[Extracto de página]:
#####

En estas campañas políticas al Congreso, en Boyacá los rojos andan dándole like a las publicaciones de conservadores que disparan contra los Verdes.
En tiempos de reconciliación marital, lo importante es encontrar un objetivo común, enfocarse en esa meta y conquistarla conjuntamente. Después de décadas de violencia, rojos y azules han encontrado batallas, contratos y misas comunes, reconciliaciones que sonrojarían a Enrique VIII.
Y es que, como reza el dicho: Para conservadores, los liberales. Basta con dar un vistazo a los videos de Ostos, candidato al senado por el partido del Tigre, pero con ADN conservador. En sus videos, cuando refiere malas gestiones y mal gobierno del jefe pluma verde, los primeros en dar ‘Me Gusta’ y compartir, son liberales.
Que hablen en contra de los verdes, a nadie le gusta más que a los rojos. Comparten, dan like y hasta pagan misas a la Virgen de Monguí. Porque para los liberales, quienes hoy están trepados en el Palacio de la Torre, son judas con los bolsos llenos de monedas de plata, de contratos: de tierra, de carbón, de acero, de asfalto.
Los godos en Boyacá, desde épocas de Humphrey Roa y de un entonces joven Mono Sánchez (¿alguien se acuerda qué hizo Hernando Pedraza por Boyacá? ¿Alguien se acuerda de Pedraza?), vienen despedazándose y regándose en otros partidos. Tuvieron que buscar refugio en otras toldas: Salvación Nacional, Cambio Radical, Partido de la U y Centro Democrático. Pocos emigraron al partido Mira, porque no quieren fallarle tanto a la Virgen y tener que convertirse en evangélicos. En el Pacto Histórico no se enlistan porque allá adoran al ‘Patas’; no les gusta nada que suene a democracia o equidad, esas son cosas del diablo y de comunistas (las gentes de bien sabrán disculparme el pleonasmo).

#####

[Tarea asignada]: Según el extracto sobre la política en Boyacá, ¿en qué partidos buscaron refugio los conservadores? Los registros provienen de una fuente distinta.

#####

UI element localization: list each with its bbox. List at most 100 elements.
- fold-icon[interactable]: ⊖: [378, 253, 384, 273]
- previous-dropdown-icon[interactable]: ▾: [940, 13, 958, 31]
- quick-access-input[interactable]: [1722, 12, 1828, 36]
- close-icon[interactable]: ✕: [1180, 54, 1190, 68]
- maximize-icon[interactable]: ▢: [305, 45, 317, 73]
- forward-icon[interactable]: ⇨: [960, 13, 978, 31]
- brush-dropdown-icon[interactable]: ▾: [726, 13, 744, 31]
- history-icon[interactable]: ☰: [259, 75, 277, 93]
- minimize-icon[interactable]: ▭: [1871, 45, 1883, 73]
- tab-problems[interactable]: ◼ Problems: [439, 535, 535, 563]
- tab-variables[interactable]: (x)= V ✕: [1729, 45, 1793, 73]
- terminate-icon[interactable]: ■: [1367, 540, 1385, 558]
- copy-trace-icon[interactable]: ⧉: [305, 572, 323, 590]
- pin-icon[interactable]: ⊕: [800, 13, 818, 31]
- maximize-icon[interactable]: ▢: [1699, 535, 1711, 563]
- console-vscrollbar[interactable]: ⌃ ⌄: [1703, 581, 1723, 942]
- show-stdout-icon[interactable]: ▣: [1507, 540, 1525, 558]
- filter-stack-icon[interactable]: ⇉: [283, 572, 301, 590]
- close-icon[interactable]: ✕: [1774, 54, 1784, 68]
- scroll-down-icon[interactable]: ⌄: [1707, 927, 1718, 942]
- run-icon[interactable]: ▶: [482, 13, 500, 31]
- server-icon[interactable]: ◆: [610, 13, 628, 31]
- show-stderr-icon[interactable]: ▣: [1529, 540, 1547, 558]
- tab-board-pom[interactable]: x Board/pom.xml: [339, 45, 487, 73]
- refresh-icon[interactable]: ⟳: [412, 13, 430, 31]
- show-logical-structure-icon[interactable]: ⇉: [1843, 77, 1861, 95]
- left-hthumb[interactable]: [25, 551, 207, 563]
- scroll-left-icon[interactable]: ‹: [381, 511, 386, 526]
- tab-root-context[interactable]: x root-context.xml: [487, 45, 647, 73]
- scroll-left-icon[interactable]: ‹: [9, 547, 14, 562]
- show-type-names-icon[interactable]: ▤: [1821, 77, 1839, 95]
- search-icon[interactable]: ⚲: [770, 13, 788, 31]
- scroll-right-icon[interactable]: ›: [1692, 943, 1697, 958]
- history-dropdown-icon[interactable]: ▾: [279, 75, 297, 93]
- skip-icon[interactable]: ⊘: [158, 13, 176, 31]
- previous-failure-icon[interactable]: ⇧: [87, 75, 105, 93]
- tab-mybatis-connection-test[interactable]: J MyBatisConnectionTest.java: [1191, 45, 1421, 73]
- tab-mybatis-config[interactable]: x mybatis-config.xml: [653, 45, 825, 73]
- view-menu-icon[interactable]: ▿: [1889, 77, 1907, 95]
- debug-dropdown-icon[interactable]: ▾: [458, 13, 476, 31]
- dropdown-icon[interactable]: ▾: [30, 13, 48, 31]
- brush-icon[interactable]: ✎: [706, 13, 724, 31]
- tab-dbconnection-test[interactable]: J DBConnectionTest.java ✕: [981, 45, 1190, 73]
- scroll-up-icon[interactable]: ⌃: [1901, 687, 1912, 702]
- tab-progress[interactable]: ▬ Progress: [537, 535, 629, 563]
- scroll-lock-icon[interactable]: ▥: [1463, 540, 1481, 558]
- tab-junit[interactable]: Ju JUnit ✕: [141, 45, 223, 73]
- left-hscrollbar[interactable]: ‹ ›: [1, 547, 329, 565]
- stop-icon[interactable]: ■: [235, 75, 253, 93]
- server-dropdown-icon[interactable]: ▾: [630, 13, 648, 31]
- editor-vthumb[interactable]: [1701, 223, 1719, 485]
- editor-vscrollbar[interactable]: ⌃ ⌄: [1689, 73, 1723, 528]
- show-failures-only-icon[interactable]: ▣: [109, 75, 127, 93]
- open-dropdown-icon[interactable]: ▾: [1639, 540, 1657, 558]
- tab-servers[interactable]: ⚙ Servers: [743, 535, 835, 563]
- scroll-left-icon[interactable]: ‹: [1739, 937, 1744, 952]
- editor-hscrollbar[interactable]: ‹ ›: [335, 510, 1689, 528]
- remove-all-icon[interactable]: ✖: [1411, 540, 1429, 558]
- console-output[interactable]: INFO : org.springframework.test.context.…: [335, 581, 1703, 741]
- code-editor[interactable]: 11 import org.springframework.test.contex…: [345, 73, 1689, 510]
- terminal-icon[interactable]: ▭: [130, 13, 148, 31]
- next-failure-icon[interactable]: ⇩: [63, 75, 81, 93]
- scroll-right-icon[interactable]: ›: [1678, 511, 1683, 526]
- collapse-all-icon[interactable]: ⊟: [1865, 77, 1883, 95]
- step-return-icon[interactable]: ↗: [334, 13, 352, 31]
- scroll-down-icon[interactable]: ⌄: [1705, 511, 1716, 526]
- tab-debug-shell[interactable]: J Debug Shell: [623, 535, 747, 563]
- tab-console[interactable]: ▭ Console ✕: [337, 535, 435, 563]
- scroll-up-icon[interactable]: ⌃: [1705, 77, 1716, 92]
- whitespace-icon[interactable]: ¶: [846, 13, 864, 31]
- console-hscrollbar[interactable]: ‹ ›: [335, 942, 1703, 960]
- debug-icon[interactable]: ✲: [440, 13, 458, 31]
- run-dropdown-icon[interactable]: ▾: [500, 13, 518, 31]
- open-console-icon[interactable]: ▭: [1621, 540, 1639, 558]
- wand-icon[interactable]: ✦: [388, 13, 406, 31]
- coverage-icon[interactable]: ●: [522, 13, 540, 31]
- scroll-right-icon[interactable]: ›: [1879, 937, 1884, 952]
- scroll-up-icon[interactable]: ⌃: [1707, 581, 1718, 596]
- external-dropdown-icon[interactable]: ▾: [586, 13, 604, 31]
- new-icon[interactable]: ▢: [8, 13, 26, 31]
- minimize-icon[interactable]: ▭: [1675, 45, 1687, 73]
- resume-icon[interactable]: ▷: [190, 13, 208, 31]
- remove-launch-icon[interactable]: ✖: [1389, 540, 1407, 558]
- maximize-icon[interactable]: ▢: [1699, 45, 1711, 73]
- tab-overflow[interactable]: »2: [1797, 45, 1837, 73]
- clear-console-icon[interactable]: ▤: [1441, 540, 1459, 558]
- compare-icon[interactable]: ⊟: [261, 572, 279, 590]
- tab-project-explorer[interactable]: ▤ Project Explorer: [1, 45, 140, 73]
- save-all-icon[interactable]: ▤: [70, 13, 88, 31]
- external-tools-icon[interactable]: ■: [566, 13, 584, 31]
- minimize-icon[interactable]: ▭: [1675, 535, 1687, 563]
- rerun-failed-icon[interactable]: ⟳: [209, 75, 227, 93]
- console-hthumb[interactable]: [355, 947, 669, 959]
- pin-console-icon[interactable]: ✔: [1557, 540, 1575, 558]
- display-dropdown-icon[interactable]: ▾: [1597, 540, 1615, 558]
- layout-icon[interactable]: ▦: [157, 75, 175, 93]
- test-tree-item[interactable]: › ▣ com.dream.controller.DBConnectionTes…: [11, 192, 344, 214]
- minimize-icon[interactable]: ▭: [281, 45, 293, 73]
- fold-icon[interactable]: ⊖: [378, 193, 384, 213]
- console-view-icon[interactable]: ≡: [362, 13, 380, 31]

#####

[Respuesta del ejercicio]: Buscaron refugio en Salvación Nacional, Cambio Radical, el Partido de la U y el Centro Democrático.